Every line below is to be copied exactly, with the pictures left out.

- _Provided records_:
- - -

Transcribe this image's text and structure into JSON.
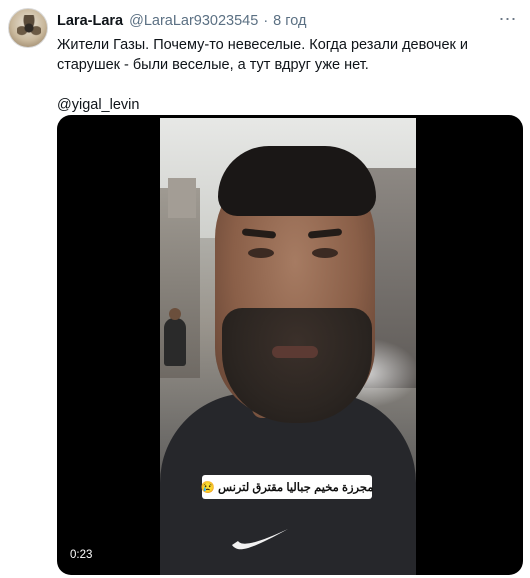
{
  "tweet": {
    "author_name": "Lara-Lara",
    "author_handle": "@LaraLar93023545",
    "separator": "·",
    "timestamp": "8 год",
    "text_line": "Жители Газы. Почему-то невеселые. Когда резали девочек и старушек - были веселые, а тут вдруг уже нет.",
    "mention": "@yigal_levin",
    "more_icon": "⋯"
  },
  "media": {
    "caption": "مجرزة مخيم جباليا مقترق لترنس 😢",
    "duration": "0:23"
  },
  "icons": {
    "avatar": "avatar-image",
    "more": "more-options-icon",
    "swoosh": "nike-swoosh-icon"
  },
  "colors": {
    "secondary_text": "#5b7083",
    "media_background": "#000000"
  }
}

- - -

- _Complete answer_:
Transcribe this image's text and structure into JSON.
{
  "tweet": {
    "author_name": "Lara-Lara",
    "author_handle": "@LaraLar93023545",
    "separator": "·",
    "timestamp": "8 год",
    "text_line": "Жители Газы. Почему-то невеселые. Когда резали девочек и старушек - были веселые, а тут вдруг уже нет.",
    "mention": "@yigal_levin",
    "more_icon": "⋯"
  },
  "media": {
    "caption": "مجرزة مخيم جباليا مقترق لترنس 😢",
    "duration": "0:23"
  },
  "icons": {
    "avatar": "avatar-image",
    "more": "more-options-icon",
    "swoosh": "nike-swoosh-icon"
  },
  "colors": {
    "secondary_text": "#5b7083",
    "media_background": "#000000"
  }
}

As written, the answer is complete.